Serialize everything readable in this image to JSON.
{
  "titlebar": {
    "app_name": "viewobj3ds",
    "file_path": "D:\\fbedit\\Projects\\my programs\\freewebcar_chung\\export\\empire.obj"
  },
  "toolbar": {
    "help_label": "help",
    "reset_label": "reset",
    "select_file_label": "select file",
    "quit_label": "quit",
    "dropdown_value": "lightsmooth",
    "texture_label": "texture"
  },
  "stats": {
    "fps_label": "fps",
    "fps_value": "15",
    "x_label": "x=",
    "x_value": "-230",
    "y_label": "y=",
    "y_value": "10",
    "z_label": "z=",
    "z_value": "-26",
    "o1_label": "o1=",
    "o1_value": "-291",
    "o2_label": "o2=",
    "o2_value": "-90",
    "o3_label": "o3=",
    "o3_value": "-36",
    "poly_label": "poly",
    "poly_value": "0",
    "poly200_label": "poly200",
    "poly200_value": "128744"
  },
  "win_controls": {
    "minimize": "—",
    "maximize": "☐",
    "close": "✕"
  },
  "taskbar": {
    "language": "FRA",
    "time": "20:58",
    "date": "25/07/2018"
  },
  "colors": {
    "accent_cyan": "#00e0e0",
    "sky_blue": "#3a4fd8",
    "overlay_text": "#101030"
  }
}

* * * * *

▶ _Problem_: Produce an exact copy of all the records.

▶ _Result_:
Serialize everything readable in this image to JSON.
{
  "titlebar": {
    "app_name": "viewobj3ds",
    "file_path": "D:\\fbedit\\Projects\\my programs\\freewebcar_chung\\export\\empire.obj"
  },
  "toolbar": {
    "help_label": "help",
    "reset_label": "reset",
    "select_file_label": "select file",
    "quit_label": "quit",
    "dropdown_value": "lightsmooth",
    "texture_label": "texture"
  },
  "stats": {
    "fps_label": "fps",
    "fps_value": "15",
    "x_label": "x=",
    "x_value": "-230",
    "y_label": "y=",
    "y_value": "10",
    "z_label": "z=",
    "z_value": "-26",
    "o1_label": "o1=",
    "o1_value": "-291",
    "o2_label": "o2=",
    "o2_value": "-90",
    "o3_label": "o3=",
    "o3_value": "-36",
    "poly_label": "poly",
    "poly_value": "0",
    "poly200_label": "poly200",
    "poly200_value": "128744"
  },
  "win_controls": {
    "minimize": "—",
    "maximize": "☐",
    "close": "✕"
  },
  "taskbar": {
    "language": "FRA",
    "time": "20:58",
    "date": "25/07/2018"
  },
  "colors": {
    "accent_cyan": "#00e0e0",
    "sky_blue": "#3a4fd8",
    "overlay_text": "#101030"
  }
}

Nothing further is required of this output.